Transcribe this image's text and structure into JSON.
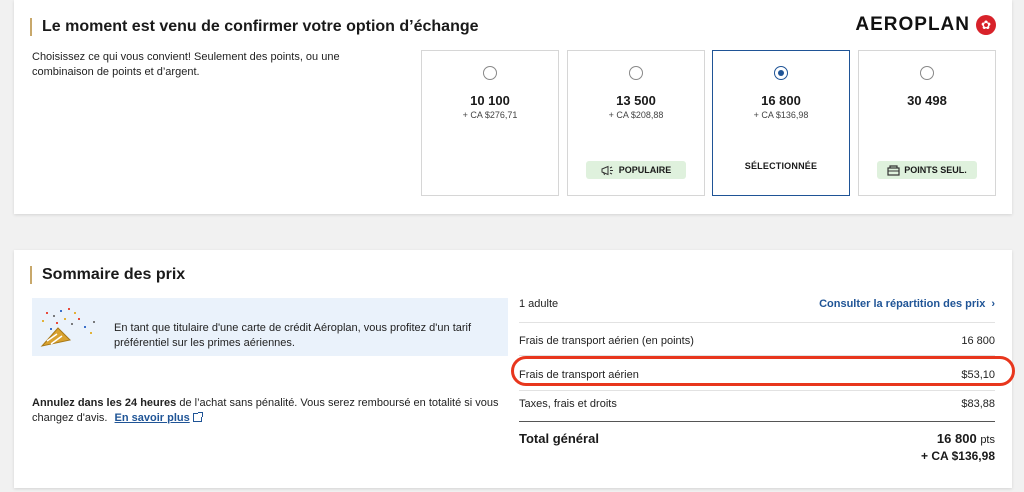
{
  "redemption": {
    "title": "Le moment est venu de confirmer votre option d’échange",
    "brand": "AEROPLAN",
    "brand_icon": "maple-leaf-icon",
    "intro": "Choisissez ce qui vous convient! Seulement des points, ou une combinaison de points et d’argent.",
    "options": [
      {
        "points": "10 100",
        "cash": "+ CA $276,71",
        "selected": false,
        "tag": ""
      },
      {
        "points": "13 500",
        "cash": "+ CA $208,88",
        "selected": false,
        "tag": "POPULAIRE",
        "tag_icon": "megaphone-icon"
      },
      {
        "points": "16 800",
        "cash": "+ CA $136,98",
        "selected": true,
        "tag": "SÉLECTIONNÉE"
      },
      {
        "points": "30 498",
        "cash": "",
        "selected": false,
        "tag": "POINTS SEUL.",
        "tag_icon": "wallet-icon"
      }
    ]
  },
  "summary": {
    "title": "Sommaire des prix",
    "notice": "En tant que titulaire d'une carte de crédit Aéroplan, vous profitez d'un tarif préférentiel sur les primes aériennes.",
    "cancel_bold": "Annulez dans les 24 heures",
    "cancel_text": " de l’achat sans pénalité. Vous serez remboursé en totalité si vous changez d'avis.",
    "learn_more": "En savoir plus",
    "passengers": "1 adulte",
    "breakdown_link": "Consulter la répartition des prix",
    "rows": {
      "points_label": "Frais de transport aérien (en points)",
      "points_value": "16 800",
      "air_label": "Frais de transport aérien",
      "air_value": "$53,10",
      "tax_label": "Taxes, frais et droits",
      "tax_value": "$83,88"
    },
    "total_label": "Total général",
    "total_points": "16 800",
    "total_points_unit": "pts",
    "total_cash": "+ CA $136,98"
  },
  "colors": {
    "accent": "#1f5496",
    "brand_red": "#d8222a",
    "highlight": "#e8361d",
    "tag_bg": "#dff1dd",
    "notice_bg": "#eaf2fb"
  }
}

★ ★ ★

- _Direction_: Set down the material exactly, every line of it, except for the pictures.

- _Exercise output_:
Transcribe this image's text and structure into JSON.
{
  "redemption": {
    "title": "Le moment est venu de confirmer votre option d’échange",
    "brand": "AEROPLAN",
    "brand_icon": "maple-leaf-icon",
    "intro": "Choisissez ce qui vous convient! Seulement des points, ou une combinaison de points et d’argent.",
    "options": [
      {
        "points": "10 100",
        "cash": "+ CA $276,71",
        "selected": false,
        "tag": ""
      },
      {
        "points": "13 500",
        "cash": "+ CA $208,88",
        "selected": false,
        "tag": "POPULAIRE",
        "tag_icon": "megaphone-icon"
      },
      {
        "points": "16 800",
        "cash": "+ CA $136,98",
        "selected": true,
        "tag": "SÉLECTIONNÉE"
      },
      {
        "points": "30 498",
        "cash": "",
        "selected": false,
        "tag": "POINTS SEUL.",
        "tag_icon": "wallet-icon"
      }
    ]
  },
  "summary": {
    "title": "Sommaire des prix",
    "notice": "En tant que titulaire d'une carte de crédit Aéroplan, vous profitez d'un tarif préférentiel sur les primes aériennes.",
    "cancel_bold": "Annulez dans les 24 heures",
    "cancel_text": " de l’achat sans pénalité. Vous serez remboursé en totalité si vous changez d'avis.",
    "learn_more": "En savoir plus",
    "passengers": "1 adulte",
    "breakdown_link": "Consulter la répartition des prix",
    "rows": {
      "points_label": "Frais de transport aérien (en points)",
      "points_value": "16 800",
      "air_label": "Frais de transport aérien",
      "air_value": "$53,10",
      "tax_label": "Taxes, frais et droits",
      "tax_value": "$83,88"
    },
    "total_label": "Total général",
    "total_points": "16 800",
    "total_points_unit": "pts",
    "total_cash": "+ CA $136,98"
  },
  "colors": {
    "accent": "#1f5496",
    "brand_red": "#d8222a",
    "highlight": "#e8361d",
    "tag_bg": "#dff1dd",
    "notice_bg": "#eaf2fb"
  }
}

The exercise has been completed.